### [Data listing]
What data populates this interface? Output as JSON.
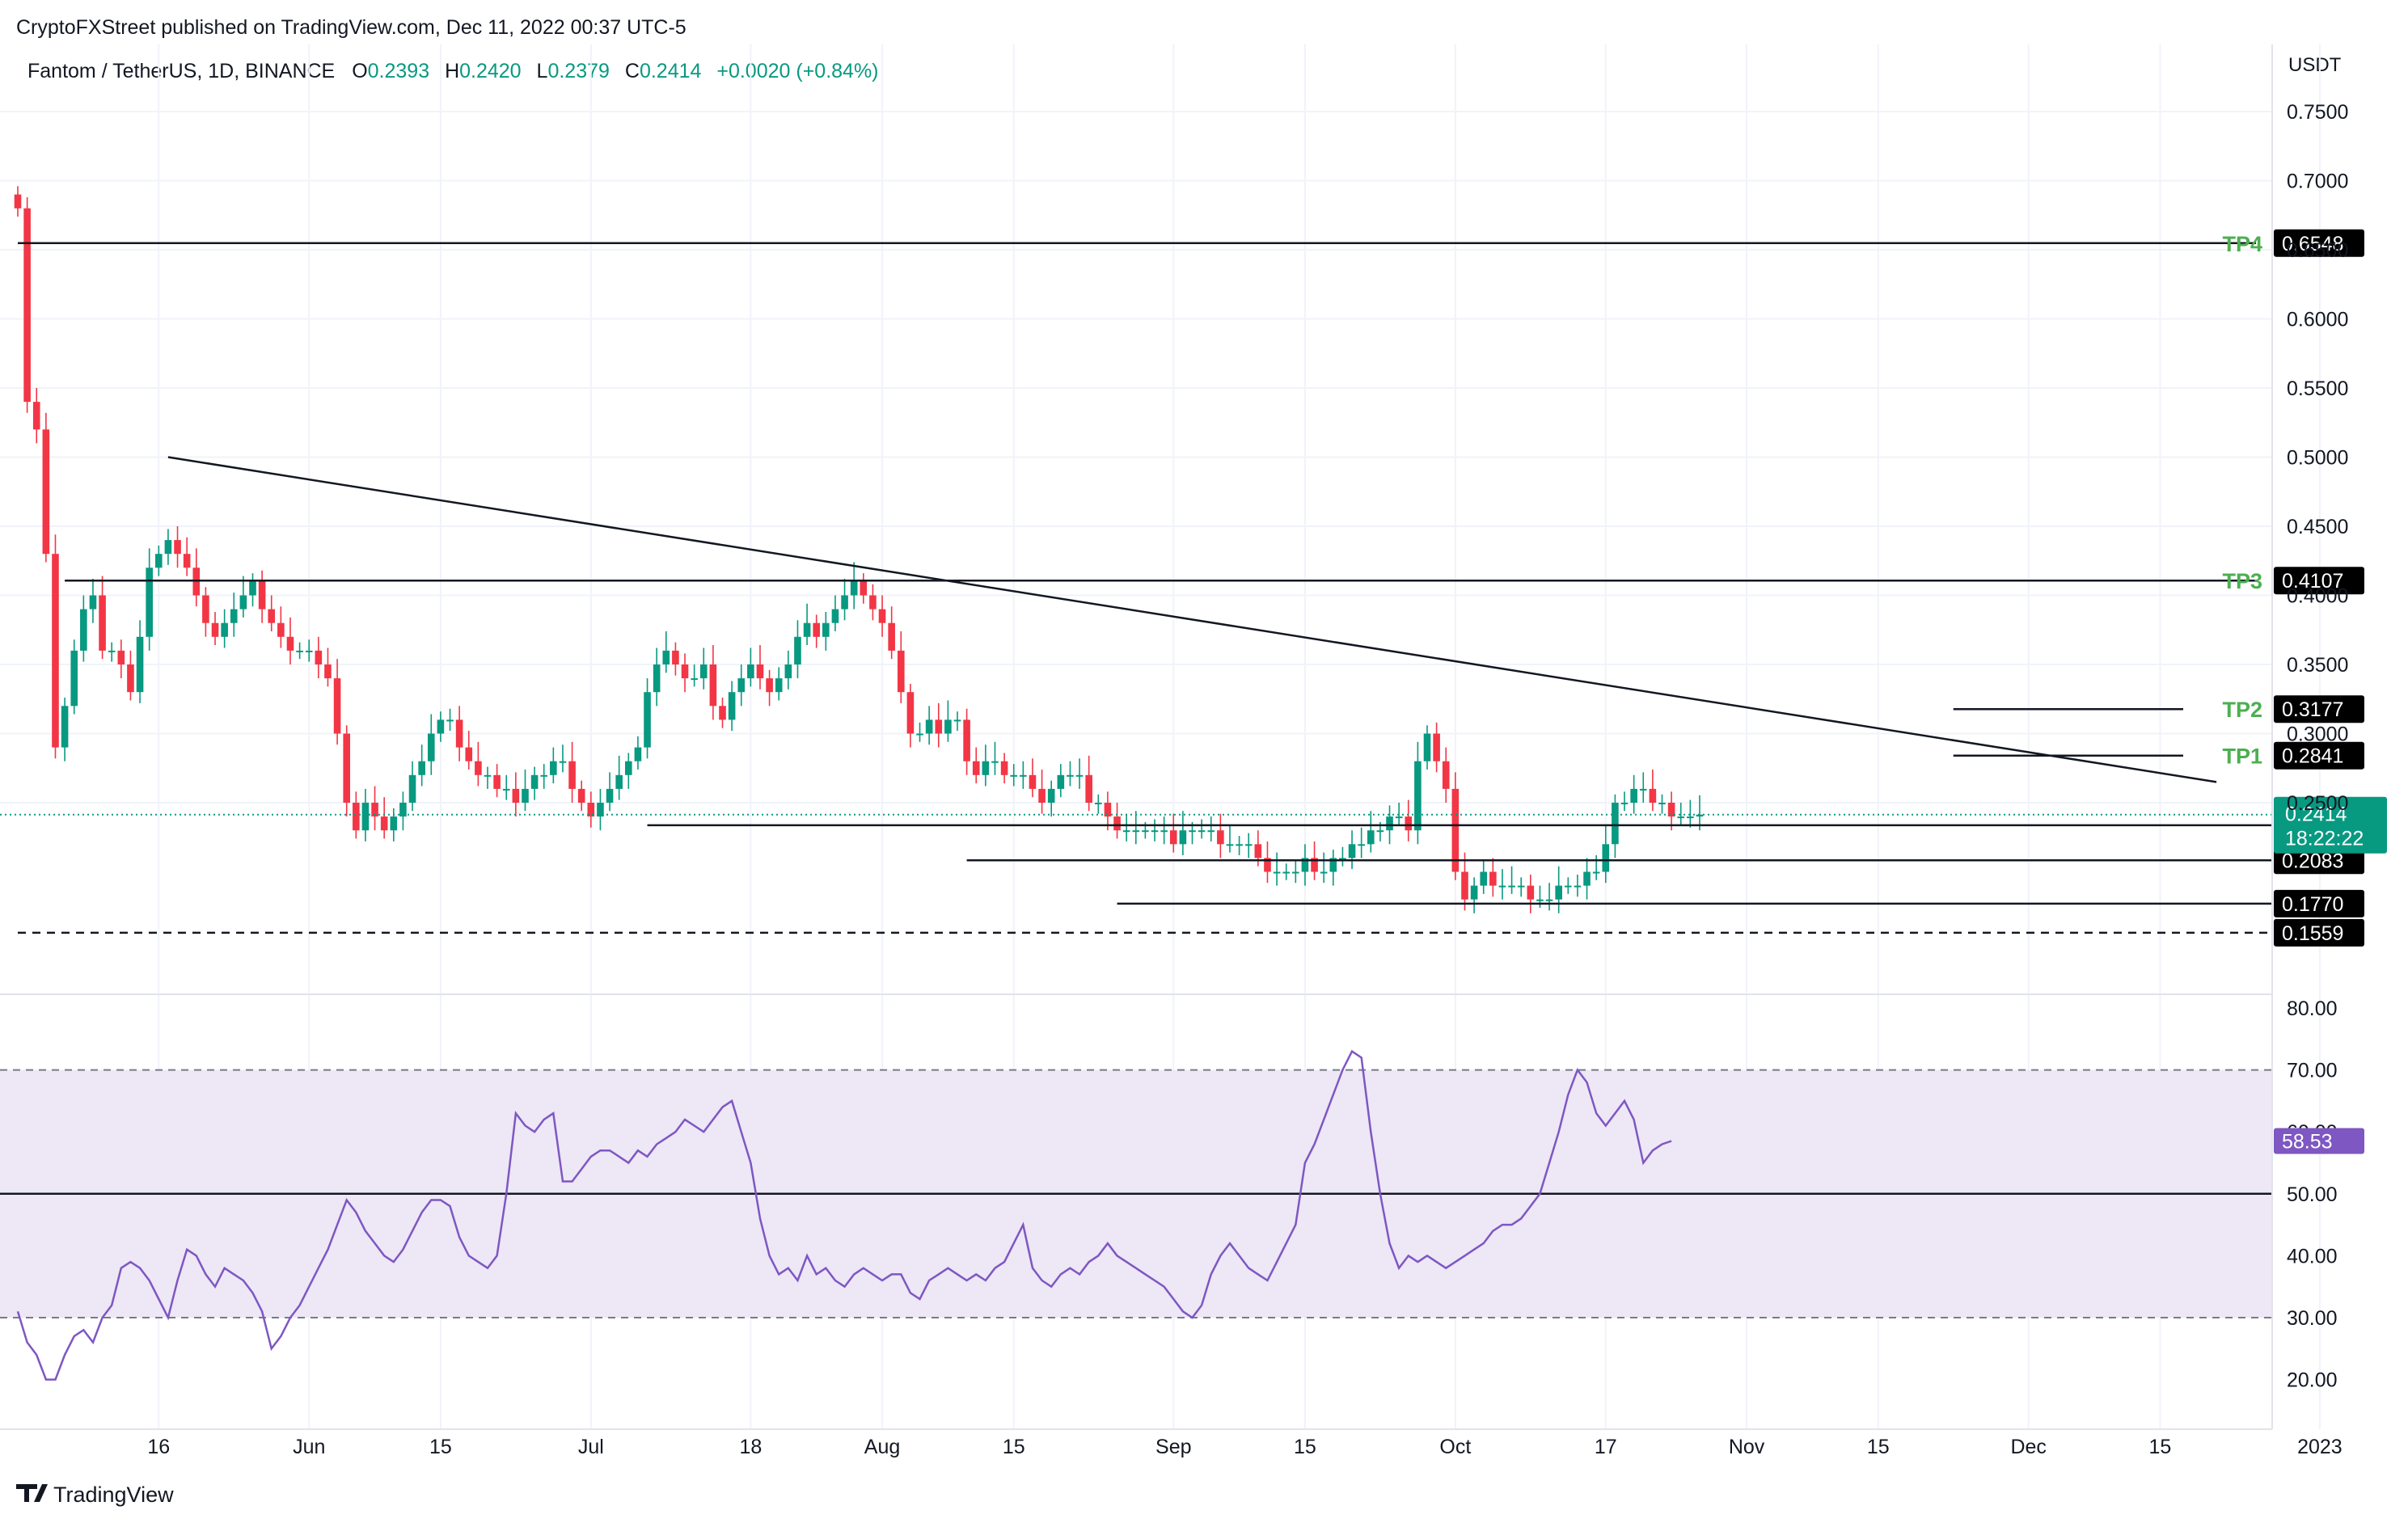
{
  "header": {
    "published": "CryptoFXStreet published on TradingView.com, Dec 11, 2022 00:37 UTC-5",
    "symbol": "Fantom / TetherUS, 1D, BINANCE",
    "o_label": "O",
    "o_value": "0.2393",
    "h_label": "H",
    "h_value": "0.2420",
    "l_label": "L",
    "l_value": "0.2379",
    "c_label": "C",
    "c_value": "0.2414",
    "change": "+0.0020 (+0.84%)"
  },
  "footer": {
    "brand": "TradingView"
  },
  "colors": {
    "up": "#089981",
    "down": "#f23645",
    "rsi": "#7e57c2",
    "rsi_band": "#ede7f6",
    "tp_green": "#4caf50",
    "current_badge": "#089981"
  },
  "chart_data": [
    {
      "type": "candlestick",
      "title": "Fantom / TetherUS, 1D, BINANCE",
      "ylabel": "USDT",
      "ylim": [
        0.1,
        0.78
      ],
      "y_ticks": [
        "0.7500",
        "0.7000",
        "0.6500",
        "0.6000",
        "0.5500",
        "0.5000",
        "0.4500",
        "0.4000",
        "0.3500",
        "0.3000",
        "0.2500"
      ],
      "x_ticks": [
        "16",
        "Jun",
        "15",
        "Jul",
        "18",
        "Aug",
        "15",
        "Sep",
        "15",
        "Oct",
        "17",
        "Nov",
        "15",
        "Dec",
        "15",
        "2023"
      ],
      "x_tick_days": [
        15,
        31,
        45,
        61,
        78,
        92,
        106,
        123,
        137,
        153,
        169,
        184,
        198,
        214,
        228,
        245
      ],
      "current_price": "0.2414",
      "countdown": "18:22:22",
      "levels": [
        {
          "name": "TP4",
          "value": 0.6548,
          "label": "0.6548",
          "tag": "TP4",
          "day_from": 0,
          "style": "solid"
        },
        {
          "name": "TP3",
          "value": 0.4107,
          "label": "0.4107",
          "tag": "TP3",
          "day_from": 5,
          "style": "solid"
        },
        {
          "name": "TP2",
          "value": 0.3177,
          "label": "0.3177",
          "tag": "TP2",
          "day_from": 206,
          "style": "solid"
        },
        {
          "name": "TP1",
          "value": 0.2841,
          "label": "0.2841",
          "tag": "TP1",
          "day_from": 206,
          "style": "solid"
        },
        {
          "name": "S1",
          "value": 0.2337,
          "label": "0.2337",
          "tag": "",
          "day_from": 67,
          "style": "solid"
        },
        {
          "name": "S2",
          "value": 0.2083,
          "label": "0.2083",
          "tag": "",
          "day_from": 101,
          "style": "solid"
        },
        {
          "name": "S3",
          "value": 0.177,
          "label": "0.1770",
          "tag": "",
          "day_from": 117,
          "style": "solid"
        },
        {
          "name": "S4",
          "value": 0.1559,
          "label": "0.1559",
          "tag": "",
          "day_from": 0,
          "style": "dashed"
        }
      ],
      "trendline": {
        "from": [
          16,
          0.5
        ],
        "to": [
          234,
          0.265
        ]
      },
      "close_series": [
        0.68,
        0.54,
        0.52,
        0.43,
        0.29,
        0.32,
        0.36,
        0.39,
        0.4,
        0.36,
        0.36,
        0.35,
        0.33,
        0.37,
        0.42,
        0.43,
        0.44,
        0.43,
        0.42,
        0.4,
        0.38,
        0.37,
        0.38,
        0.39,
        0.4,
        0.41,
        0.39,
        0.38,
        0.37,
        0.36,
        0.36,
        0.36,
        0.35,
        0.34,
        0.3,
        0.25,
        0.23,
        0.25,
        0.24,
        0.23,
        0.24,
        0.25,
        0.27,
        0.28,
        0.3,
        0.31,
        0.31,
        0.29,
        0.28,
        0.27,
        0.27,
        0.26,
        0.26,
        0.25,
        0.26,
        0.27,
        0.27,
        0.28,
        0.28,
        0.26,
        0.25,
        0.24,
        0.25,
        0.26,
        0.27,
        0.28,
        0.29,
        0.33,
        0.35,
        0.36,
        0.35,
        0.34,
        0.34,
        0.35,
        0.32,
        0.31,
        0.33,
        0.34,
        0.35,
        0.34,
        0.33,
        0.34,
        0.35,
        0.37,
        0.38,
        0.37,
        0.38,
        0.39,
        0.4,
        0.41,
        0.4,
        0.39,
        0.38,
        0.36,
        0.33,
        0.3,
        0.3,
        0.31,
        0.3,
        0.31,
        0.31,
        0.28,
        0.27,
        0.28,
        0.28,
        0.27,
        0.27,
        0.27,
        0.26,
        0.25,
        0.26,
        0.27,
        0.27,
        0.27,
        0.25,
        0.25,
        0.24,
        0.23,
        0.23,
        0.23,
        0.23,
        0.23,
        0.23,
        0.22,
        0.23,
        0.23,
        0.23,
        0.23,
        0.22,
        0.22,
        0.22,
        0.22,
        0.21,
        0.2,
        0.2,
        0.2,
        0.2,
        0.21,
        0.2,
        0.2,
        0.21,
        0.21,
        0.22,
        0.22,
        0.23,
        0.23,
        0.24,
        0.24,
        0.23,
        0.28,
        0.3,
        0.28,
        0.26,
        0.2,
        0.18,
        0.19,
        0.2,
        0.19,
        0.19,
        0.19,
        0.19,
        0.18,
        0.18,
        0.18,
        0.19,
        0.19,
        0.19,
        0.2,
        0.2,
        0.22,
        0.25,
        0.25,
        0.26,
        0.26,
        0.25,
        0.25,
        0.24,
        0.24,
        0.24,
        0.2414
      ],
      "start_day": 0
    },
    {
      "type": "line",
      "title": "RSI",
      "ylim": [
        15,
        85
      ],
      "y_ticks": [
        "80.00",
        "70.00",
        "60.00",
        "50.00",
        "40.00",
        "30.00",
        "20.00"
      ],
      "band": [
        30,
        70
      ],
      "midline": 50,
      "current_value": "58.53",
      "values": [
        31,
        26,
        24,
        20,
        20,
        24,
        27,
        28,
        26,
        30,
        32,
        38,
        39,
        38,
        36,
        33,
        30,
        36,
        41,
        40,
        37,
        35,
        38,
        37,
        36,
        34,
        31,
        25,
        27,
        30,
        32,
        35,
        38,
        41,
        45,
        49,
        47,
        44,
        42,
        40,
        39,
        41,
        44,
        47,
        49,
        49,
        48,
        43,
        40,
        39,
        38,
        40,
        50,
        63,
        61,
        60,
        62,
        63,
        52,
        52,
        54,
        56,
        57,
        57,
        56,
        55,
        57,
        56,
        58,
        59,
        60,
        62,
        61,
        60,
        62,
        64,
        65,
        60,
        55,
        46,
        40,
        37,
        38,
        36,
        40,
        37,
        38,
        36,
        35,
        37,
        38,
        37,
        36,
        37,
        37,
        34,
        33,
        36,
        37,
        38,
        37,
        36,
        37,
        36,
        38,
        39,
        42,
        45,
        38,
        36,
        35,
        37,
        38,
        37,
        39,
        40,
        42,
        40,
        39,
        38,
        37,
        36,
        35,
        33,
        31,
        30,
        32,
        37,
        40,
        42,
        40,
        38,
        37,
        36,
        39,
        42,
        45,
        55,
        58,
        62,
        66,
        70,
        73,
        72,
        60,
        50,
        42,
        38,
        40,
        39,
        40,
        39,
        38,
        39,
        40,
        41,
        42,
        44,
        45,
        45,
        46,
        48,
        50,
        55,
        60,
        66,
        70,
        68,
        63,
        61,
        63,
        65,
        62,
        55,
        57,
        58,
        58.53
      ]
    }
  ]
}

### [DIRECTIONS]
Copy in full each line that holds the word "BINANCE".

### [CORRECT RESULT]
    "symbol": "Fantom / TetherUS, 1D, BINANCE",
      "title": "Fantom / TetherUS, 1D, BINANCE",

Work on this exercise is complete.